[DIRECTIVE]:
From the records below, copy every line that contains the word "المادة".

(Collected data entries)
begin
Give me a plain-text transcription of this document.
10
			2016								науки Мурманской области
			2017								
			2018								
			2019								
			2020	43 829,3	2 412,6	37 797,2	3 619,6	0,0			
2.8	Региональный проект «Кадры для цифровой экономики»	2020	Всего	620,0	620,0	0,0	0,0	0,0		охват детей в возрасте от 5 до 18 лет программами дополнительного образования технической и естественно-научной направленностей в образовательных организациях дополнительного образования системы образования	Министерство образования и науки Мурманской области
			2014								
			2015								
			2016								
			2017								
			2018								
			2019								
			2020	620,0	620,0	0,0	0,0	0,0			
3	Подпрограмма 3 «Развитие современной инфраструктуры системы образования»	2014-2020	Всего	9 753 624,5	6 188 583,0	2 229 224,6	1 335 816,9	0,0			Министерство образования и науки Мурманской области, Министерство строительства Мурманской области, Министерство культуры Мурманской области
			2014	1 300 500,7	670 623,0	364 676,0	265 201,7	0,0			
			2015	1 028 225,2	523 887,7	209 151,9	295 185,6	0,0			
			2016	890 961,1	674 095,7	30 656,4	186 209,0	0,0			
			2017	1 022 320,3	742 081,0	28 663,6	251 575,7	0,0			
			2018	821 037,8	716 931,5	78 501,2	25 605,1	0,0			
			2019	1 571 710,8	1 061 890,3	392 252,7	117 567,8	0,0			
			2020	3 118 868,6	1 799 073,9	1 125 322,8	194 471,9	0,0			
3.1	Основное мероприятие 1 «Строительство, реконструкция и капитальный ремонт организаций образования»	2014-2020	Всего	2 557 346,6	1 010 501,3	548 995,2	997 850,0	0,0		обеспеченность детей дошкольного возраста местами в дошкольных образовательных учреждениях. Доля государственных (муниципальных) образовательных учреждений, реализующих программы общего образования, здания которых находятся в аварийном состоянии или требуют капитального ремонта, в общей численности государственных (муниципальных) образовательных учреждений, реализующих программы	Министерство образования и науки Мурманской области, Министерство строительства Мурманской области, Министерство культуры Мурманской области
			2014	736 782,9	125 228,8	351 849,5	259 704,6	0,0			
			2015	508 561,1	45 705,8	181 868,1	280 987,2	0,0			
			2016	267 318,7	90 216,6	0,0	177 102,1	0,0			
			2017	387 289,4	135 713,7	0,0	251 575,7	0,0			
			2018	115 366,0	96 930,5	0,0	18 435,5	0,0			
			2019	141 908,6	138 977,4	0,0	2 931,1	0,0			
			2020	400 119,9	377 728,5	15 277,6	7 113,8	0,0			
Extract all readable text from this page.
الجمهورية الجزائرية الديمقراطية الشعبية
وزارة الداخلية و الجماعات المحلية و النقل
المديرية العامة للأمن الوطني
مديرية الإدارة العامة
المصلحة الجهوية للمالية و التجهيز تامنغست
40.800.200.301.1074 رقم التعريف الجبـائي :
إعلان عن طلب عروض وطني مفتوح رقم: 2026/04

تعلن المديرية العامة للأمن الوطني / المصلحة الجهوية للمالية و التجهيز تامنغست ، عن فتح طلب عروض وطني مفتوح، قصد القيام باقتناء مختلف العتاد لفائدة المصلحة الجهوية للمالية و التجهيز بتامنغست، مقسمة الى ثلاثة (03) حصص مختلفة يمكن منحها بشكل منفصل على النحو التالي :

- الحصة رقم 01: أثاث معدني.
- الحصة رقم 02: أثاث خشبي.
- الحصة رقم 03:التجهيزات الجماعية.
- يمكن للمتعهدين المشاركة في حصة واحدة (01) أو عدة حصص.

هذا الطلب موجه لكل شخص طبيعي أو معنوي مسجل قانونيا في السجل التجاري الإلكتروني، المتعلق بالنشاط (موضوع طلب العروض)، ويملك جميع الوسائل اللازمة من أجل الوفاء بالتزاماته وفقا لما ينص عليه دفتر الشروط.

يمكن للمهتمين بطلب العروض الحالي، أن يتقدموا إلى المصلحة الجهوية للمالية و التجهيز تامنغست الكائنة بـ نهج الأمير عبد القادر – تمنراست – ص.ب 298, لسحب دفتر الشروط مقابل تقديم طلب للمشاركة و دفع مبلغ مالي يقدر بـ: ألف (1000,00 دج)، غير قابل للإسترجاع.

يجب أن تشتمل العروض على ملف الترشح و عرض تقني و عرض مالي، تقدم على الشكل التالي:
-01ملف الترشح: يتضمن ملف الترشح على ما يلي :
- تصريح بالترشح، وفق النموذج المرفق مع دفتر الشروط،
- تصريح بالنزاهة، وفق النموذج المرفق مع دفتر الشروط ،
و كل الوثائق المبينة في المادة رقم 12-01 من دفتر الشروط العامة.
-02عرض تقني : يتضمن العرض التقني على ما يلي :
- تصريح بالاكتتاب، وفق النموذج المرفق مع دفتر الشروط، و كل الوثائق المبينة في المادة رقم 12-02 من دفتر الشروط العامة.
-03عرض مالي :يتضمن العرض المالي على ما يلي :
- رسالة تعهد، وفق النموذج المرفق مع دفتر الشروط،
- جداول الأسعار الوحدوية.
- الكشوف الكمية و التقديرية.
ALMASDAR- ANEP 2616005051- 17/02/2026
end
[EXERCISE ANSWER]:
و كل الوثائق المبينة في المادة رقم 12-01 من دفتر الشروط العامة.
- تصريح بالاكتتاب، وفق النموذج المرفق مع دفتر الشروط، و كل الوثائق المبينة في المادة رقم 12-02 من دفتر الشروط العامة.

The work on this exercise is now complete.